> [TASK BRIEF]
Search the listing below for the word "Industrial" and copy each line that holds it.

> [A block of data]
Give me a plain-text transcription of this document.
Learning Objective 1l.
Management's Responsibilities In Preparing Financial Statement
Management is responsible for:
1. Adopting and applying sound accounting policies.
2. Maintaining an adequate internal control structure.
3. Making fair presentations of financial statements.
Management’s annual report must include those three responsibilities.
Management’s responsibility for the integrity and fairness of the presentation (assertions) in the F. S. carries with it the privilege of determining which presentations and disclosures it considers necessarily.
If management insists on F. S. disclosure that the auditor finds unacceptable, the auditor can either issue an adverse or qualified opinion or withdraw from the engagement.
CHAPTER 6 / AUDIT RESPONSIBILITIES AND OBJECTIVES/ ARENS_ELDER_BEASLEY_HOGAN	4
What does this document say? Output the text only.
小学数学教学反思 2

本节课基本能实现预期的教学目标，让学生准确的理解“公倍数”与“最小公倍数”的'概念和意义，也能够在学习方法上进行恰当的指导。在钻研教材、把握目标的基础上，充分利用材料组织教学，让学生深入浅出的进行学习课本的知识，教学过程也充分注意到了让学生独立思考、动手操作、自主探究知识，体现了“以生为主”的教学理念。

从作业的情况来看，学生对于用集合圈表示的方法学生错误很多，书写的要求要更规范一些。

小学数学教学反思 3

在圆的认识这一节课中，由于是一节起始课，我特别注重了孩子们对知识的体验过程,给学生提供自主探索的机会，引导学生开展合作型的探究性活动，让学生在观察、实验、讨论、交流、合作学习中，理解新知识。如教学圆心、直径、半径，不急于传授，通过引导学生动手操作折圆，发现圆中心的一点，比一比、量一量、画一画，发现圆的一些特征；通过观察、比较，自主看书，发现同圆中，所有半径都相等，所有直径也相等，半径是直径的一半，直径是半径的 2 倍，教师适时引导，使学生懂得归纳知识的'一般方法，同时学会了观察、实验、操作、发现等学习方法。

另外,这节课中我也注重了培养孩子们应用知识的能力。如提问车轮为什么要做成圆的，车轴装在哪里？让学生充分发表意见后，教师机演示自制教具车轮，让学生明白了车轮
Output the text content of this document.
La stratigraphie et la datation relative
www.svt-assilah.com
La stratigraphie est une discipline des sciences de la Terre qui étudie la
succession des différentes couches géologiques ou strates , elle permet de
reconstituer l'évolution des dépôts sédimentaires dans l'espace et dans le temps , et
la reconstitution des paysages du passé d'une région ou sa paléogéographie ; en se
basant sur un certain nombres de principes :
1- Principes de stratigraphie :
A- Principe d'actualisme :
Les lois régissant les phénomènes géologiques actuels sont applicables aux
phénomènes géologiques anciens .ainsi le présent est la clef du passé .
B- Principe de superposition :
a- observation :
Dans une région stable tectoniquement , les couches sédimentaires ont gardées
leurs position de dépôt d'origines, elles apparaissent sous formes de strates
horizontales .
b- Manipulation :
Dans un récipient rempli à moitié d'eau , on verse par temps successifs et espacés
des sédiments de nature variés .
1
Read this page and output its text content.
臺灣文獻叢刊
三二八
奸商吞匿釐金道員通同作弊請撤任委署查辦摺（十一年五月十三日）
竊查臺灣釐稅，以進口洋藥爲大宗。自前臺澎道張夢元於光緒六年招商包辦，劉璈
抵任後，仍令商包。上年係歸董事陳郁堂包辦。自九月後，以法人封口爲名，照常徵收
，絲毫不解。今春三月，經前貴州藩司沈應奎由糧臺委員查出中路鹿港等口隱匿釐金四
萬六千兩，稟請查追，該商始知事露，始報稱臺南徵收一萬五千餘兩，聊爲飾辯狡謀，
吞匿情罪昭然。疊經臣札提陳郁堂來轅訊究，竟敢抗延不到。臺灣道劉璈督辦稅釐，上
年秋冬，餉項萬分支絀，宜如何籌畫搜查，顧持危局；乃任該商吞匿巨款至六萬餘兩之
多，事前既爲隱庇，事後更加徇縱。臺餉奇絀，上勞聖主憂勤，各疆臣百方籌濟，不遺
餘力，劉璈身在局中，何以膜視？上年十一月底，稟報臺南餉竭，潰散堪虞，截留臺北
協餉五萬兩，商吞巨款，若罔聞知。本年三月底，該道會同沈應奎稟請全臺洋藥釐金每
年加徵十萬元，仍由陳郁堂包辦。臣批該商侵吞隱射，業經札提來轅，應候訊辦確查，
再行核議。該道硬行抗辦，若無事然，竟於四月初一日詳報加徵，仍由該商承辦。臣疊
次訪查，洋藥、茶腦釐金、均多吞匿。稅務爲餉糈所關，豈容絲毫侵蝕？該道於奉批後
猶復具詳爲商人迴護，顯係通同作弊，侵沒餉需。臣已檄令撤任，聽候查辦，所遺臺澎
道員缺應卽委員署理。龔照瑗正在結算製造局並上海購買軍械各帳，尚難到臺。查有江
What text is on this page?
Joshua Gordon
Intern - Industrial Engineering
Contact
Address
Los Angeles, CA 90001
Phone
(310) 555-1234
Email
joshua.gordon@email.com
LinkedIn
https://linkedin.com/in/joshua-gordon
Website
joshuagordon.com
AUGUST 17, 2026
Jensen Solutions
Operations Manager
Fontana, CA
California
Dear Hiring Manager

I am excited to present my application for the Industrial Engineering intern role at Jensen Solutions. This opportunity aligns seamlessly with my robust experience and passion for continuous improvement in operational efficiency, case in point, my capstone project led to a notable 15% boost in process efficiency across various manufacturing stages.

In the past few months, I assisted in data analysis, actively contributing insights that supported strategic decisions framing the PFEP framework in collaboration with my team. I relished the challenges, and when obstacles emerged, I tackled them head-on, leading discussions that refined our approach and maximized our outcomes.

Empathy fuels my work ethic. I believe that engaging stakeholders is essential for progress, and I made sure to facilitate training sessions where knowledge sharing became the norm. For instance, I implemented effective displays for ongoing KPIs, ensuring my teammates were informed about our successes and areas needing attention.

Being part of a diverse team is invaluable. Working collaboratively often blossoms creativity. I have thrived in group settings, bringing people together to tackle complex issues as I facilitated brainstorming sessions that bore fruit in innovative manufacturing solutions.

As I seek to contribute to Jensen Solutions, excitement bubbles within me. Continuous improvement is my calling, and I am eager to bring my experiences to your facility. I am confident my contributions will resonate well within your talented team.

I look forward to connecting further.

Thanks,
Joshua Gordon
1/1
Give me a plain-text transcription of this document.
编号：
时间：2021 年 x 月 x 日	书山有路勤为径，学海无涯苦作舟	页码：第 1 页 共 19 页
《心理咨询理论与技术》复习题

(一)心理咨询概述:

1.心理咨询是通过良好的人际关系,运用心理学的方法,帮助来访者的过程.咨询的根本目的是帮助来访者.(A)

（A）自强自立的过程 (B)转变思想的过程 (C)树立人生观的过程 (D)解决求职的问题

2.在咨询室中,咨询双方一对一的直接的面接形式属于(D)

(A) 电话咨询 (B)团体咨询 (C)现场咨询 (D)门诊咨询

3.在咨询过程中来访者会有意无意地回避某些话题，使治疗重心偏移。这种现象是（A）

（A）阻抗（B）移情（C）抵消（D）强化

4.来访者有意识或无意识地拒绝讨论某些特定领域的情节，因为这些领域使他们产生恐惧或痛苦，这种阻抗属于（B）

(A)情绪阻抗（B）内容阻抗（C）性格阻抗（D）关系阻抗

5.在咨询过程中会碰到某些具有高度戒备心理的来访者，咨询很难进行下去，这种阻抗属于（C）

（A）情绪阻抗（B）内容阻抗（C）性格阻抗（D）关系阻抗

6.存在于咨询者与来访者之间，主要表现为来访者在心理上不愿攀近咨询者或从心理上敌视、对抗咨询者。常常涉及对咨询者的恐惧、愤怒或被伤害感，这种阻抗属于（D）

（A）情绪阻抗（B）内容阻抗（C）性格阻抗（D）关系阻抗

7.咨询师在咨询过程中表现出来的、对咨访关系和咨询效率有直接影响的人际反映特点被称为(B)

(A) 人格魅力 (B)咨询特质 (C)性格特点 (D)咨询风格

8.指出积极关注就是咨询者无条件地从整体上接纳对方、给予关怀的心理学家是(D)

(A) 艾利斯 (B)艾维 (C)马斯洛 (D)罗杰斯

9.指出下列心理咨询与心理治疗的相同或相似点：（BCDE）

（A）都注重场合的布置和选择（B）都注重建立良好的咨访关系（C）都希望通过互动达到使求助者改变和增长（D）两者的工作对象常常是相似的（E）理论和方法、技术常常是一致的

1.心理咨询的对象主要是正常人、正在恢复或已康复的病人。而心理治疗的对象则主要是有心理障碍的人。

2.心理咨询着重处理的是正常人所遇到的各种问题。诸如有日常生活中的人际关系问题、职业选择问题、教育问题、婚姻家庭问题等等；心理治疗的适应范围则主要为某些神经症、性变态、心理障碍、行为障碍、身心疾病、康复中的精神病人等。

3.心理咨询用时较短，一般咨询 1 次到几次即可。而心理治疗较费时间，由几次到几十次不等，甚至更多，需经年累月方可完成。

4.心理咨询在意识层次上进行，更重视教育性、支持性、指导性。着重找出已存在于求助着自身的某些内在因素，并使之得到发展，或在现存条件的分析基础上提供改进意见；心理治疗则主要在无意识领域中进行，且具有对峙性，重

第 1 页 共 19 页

> [REPLY TO THE EXERCISE]
Intern - Industrial Engineering
I am excited to present my application for the Industrial Engineering intern role at Jensen Solutions. This opportunity aligns seamlessly with my robust experience and passion for continuous improvement in operational efficiency, case in point, my capstone project led to a notable 15% boost in process efficiency across various manufacturing stages.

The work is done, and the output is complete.